*Problem details*. Find how many lines in the data below mention "authors". Give the number only.

*Raw records*.
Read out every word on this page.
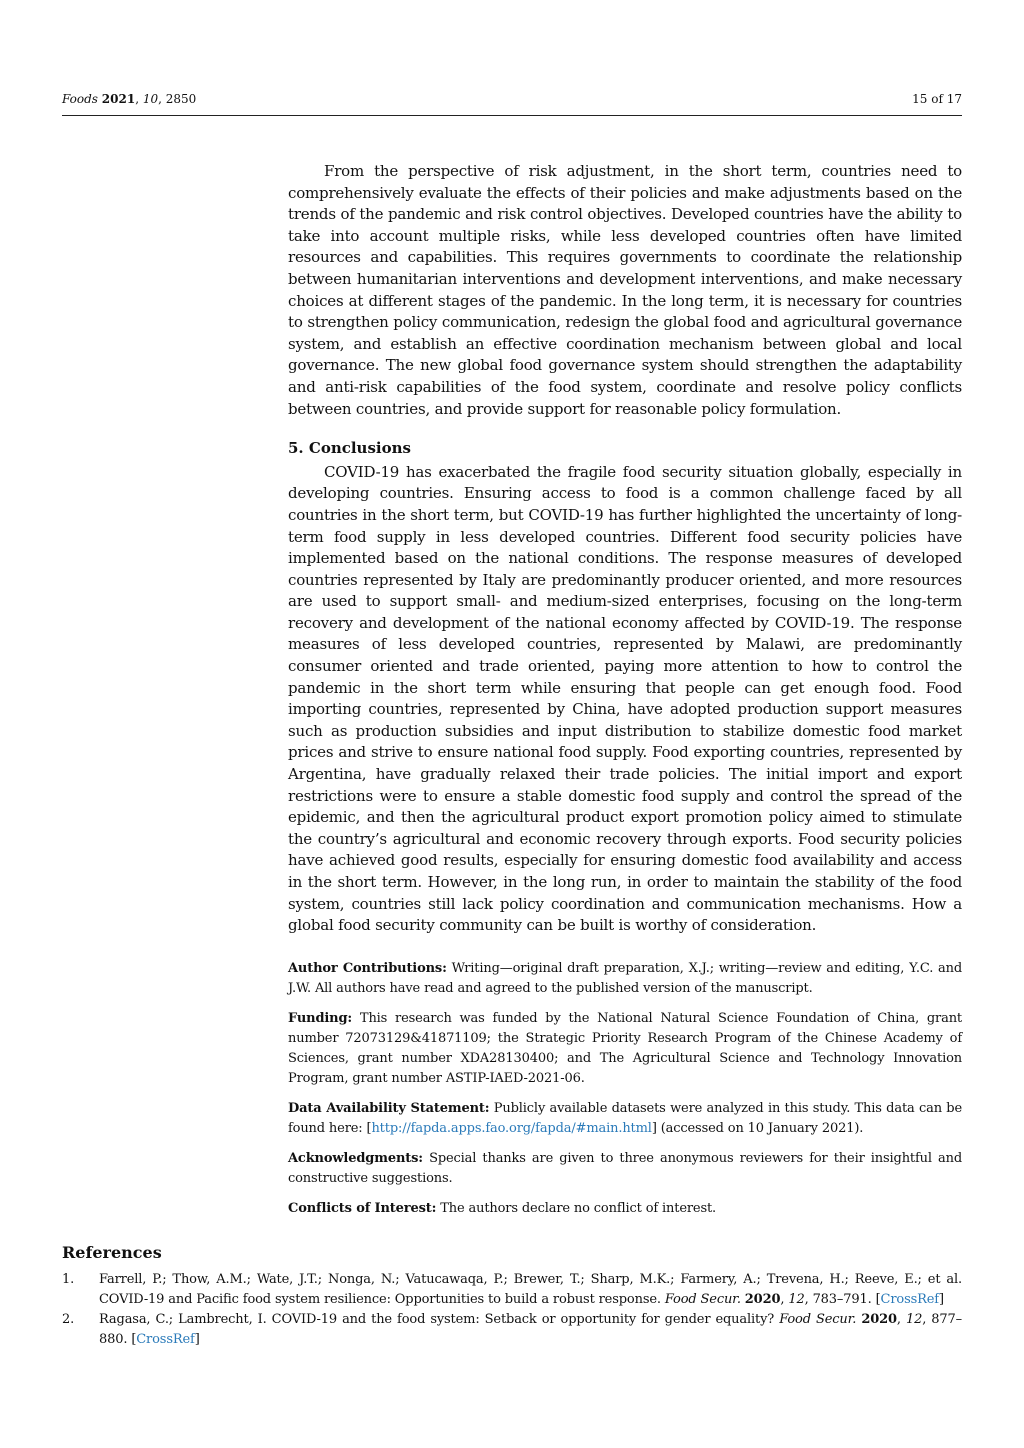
Foods 2021, 10, 2850	15 of 17

From the perspective of risk adjustment, in the short term, countries need to comprehensively evaluate the effects of their policies and make adjustments based on the trends of the pandemic and risk control objectives. Developed countries have the ability to take into account multiple risks, while less developed countries often have limited resources and capabilities. This requires governments to coordinate the relationship between humanitarian interventions and development interventions, and make necessary choices at different stages of the pandemic. In the long term, it is necessary for countries to strengthen policy communication, redesign the global food and agricultural governance system, and establish an effective coordination mechanism between global and local governance. The new global food governance system should strengthen the adaptability and anti-risk capabilities of the food system, coordinate and resolve policy conflicts between countries, and provide support for reasonable policy formulation.

5. Conclusions

COVID-19 has exacerbated the fragile food security situation globally, especially in developing countries. Ensuring access to food is a common challenge faced by all countries in the short term, but COVID-19 has further highlighted the uncertainty of long-term food supply in less developed countries. Different food security policies have implemented based on the national conditions. The response measures of developed countries represented by Italy are predominantly producer oriented, and more resources are used to support small- and medium-sized enterprises, focusing on the long-term recovery and development of the national economy affected by COVID-19. The response measures of less developed countries, represented by Malawi, are predominantly consumer oriented and trade oriented, paying more attention to how to control the pandemic in the short term while ensuring that people can get enough food. Food importing countries, represented by China, have adopted production support measures such as production subsidies and input distribution to stabilize domestic food market prices and strive to ensure national food supply. Food exporting countries, represented by Argentina, have gradually relaxed their trade policies. The initial import and export restrictions were to ensure a stable domestic food supply and control the spread of the epidemic, and then the agricultural product export promotion policy aimed to stimulate the country’s agricultural and economic recovery through exports. Food security policies have achieved good results, especially for ensuring domestic food availability and access in the short term. However, in the long run, in order to maintain the stability of the food system, countries still lack policy coordination and communication mechanisms. How a global food security community can be built is worthy of consideration.

Author Contributions: Writing—original draft preparation, X.J.; writing—review and editing, Y.C. and J.W. All authors have read and agreed to the published version of the manuscript.

Funding: This research was funded by the National Natural Science Foundation of China, grant number 72073129&41871109; the Strategic Priority Research Program of the Chinese Academy of Sciences, grant number XDA28130400; and The Agricultural Science and Technology Innovation Program, grant number ASTIP-IAED-2021-06.

Data Availability Statement: Publicly available datasets were analyzed in this study. This data can be found here: [http://fapda.apps.fao.org/fapda/#main.html] (accessed on 10 January 2021).

Acknowledgments: Special thanks are given to three anonymous reviewers for their insightful and constructive suggestions.

Conflicts of Interest: The authors declare no conflict of interest.

References
1. Farrell, P.; Thow, A.M.; Wate, J.T.; Nonga, N.; Vatucawaqa, P.; Brewer, T.; Sharp, M.K.; Farmery, A.; Trevena, H.; Reeve, E.; et al. COVID-19 and Pacific food system resilience: Opportunities to build a robust response. Food Secur. 2020, 12, 783–791. [CrossRef]
2. Ragasa, C.; Lambrecht, I. COVID-19 and the food system: Setback or opportunity for gender equality? Food Secur. 2020, 12, 877–880. [CrossRef]
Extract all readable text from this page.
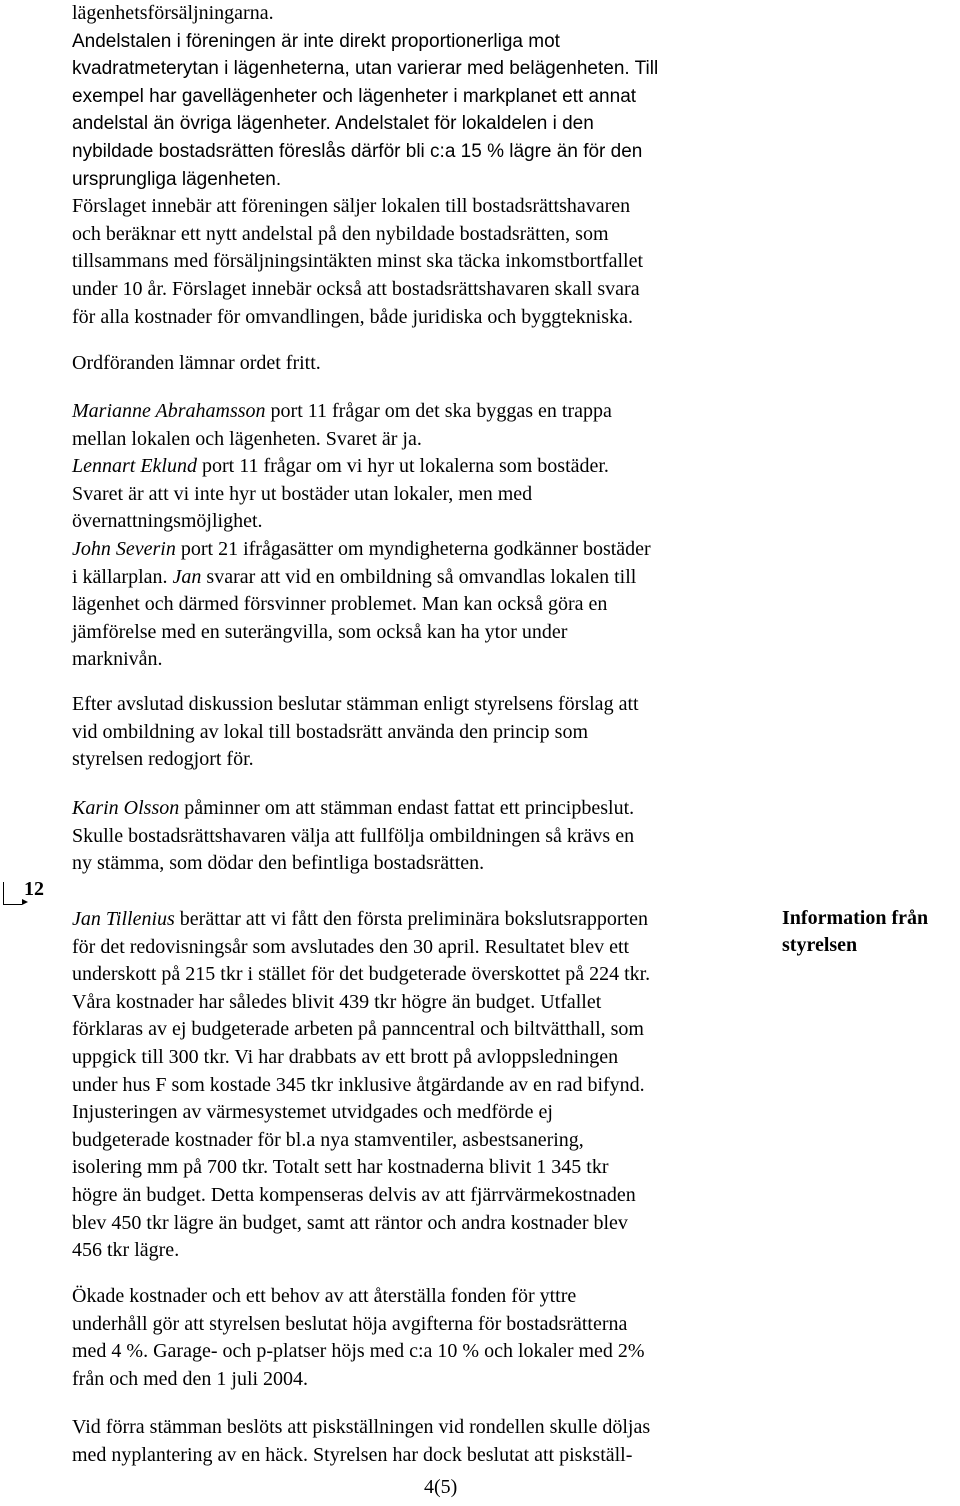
lägenhetsförsäljningarna.
Andelstalen i föreningen är inte direkt proportionerliga mot
kvadratmeterytan i lägenheterna, utan varierar med belägenheten. Till
exempel har gavellägenheter och lägenheter i markplanet ett annat
andelstal än övriga lägenheter. Andelstalet för lokaldelen i den
nybildade bostadsrätten föreslås därför bli c:a 15 % lägre än för den
ursprungliga lägenheten.
Förslaget innebär att föreningen säljer lokalen till bostadsrättshavaren
och beräknar ett nytt andelstal på den nybildade bostadsrätten, som
tillsammans med försäljningsintäkten minst ska täcka inkomstbortfallet
under 10 år. Förslaget innebär också att bostadsrättshavaren skall svara
för alla kostnader för omvandlingen, både juridiska och byggtekniska.
Ordföranden lämnar ordet fritt.
Marianne Abrahamsson port 11 frågar om det ska byggas en trappa
mellan lokalen och lägenheten. Svaret är ja.
Lennart Eklund port 11 frågar om vi hyr ut lokalerna som bostäder.
Svaret är att vi inte hyr ut bostäder utan lokaler, men med
övernattningsmöjlighet.
John Severin port 21 ifrågasätter om myndigheterna godkänner bostäder
i källarplan. Jan svarar att vid en ombildning så omvandlas lokalen till
lägenhet och därmed försvinner problemet. Man kan också göra en
jämförelse med en suterängvilla, som också kan ha ytor under
marknivån.
Efter avslutad diskussion beslutar stämman enligt styrelsens förslag att
vid ombildning av lokal till bostadsrätt använda den princip som
styrelsen redogjort för.
Karin Olsson påminner om att stämman endast fattat ett principbeslut.
Skulle bostadsrättshavaren välja att fullfölja ombildningen så krävs en
ny stämma, som dödar den befintliga bostadsrätten.
12
Jan Tillenius berättar att vi fått den första preliminära bokslutsrapporten
för det redovisningsår som avslutades den 30 april. Resultatet blev ett
underskott på 215 tkr i stället för det budgeterade överskottet på 224 tkr.
Våra kostnader har således blivit 439 tkr högre än budget. Utfallet
förklaras av ej budgeterade arbeten på panncentral och biltvätthall, som
uppgick till 300 tkr. Vi har drabbats av ett brott på avloppsledningen
under hus F som kostade 345 tkr inklusive åtgärdande av en rad bifynd.
Injusteringen av värmesystemet utvidgades och medförde ej
budgeterade kostnader för bl.a nya stamventiler, asbestsanering,
isolering mm på 700 tkr. Totalt sett har kostnaderna blivit 1 345 tkr
högre än budget. Detta kompenseras delvis av att fjärrvärmekostnaden
blev 450 tkr lägre än budget, samt att räntor och andra kostnader blev
456 tkr lägre.
Information från
styrelsen
Ökade kostnader och ett behov av att återställa fonden för yttre
underhåll gör att styrelsen beslutat höja avgifterna för bostadsrätterna
med 4 %. Garage- och p-platser höjs med c:a 10 % och lokaler med 2%
från och med den 1 juli 2004.
Vid förra stämman beslöts att piskställningen vid rondellen skulle döljas
med nyplantering av en häck. Styrelsen har dock beslutat att piskställ-
4(5)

*Worked answer*. 2